The data —
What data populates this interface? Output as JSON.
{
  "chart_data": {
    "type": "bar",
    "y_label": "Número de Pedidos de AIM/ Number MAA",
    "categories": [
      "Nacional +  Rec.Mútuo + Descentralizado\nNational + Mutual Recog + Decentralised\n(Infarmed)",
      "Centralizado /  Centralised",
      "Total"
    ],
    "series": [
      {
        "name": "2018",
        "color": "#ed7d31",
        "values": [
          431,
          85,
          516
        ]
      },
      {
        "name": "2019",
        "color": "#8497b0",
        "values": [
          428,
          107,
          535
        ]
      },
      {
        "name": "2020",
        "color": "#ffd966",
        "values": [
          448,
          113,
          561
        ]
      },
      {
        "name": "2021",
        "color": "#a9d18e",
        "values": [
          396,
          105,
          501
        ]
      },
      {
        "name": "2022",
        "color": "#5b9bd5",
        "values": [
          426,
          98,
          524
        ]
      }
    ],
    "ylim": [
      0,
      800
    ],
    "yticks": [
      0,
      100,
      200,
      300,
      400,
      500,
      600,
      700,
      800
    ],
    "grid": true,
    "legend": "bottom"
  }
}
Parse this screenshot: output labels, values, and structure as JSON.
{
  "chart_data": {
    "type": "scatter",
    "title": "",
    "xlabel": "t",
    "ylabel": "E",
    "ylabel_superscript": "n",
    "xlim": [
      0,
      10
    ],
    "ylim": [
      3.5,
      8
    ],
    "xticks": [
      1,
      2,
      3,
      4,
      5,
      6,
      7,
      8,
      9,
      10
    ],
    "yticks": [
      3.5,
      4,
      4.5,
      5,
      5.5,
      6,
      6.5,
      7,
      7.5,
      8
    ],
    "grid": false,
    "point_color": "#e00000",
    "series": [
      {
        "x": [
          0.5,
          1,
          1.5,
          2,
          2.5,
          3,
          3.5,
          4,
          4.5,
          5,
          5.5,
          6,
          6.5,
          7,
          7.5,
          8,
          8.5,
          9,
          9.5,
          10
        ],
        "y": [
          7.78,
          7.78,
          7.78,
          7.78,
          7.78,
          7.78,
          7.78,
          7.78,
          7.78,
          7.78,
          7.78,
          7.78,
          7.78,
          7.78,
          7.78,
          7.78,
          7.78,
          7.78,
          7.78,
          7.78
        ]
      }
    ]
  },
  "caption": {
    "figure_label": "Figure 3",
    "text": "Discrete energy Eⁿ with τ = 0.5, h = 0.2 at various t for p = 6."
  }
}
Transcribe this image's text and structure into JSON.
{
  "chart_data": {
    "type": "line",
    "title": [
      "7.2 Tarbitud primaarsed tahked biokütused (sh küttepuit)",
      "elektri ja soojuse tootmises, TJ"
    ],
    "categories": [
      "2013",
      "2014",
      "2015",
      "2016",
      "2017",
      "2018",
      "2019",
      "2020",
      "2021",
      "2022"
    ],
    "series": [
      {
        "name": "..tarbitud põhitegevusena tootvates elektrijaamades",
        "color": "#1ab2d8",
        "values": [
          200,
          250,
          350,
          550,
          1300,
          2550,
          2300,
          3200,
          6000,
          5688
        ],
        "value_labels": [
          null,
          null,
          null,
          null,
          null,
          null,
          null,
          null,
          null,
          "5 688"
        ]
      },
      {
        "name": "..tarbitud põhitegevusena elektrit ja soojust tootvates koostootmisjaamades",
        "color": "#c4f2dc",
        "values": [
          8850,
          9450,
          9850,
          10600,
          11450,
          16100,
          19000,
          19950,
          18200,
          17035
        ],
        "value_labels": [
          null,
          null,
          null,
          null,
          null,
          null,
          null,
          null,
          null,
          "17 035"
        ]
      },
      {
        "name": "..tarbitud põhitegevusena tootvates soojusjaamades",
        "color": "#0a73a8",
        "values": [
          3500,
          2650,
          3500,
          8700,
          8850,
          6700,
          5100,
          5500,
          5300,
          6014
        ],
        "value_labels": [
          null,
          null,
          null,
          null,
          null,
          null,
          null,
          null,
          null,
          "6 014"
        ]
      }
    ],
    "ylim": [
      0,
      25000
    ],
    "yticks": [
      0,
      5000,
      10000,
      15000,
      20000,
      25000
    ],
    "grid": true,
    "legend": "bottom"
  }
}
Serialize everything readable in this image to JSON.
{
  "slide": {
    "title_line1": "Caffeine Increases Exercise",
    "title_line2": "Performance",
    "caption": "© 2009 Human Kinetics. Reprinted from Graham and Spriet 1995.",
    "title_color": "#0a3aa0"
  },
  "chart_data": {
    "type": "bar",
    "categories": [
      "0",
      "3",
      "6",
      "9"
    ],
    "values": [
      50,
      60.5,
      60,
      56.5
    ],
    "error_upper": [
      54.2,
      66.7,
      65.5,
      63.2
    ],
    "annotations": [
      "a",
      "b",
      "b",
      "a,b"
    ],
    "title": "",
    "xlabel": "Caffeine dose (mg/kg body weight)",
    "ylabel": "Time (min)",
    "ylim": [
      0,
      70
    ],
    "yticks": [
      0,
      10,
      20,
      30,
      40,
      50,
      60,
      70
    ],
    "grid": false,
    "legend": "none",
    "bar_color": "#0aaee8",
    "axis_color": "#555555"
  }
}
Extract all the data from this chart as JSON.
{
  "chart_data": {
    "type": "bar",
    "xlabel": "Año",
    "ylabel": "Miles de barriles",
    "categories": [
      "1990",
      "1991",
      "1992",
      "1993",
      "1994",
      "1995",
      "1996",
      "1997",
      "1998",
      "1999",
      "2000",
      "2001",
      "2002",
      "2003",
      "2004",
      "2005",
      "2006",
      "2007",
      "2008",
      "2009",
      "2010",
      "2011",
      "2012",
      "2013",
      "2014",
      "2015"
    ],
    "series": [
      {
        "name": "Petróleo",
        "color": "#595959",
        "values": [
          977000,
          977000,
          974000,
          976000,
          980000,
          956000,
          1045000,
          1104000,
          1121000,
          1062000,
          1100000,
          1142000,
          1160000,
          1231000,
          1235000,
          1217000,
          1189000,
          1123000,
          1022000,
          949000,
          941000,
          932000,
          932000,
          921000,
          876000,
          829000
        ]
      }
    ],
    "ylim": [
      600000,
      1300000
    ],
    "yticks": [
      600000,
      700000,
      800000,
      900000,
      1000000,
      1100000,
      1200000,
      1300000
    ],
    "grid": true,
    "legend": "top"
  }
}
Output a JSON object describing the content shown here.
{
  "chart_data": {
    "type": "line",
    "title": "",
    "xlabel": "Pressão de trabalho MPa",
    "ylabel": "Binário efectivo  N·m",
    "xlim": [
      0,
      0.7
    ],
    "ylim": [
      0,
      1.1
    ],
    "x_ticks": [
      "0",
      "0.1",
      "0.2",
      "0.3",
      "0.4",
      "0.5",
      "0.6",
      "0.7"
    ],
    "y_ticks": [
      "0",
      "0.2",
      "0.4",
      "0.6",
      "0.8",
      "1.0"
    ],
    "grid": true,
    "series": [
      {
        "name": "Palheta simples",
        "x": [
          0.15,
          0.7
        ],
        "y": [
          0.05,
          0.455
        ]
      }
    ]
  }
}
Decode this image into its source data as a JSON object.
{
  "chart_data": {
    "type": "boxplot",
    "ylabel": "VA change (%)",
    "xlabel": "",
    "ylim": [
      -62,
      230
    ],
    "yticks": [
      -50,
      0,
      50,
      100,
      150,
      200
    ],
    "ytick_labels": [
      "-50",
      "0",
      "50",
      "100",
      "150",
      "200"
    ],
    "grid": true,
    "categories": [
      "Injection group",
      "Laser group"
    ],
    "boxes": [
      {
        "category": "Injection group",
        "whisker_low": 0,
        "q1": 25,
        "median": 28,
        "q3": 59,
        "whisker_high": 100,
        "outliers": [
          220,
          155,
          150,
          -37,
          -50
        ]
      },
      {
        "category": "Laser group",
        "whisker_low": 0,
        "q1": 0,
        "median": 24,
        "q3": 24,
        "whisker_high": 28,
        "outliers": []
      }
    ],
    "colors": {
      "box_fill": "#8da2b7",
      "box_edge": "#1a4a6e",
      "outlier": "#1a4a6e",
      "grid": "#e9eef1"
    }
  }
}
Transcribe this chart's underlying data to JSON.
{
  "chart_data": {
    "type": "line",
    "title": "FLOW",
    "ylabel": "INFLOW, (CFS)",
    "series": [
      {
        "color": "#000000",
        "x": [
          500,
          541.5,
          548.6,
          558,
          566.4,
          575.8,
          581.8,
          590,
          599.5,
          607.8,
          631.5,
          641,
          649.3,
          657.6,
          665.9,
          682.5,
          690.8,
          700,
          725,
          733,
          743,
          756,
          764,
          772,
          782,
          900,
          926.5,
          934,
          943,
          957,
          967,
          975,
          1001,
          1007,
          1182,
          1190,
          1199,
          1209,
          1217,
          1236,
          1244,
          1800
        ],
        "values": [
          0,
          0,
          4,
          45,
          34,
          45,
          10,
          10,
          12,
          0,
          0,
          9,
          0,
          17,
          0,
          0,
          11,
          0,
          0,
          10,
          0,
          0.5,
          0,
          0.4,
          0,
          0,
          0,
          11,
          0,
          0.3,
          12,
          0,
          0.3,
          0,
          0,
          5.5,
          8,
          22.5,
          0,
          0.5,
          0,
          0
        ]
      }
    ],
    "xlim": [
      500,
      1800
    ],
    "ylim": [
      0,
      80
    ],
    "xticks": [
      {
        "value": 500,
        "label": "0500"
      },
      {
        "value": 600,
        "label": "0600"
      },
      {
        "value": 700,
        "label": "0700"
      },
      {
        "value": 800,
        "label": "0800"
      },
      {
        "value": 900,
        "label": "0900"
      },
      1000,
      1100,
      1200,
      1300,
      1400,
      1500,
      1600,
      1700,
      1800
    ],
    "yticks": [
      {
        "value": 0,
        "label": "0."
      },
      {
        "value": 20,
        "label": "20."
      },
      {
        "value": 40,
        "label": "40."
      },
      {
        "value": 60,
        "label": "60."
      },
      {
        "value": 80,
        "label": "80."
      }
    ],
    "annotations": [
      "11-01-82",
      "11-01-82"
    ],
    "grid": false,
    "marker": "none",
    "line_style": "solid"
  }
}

What the task asks — Extract lines where the string "Injection" occurs.

Written solution —
      "Injection group",
        "category": "Injection group",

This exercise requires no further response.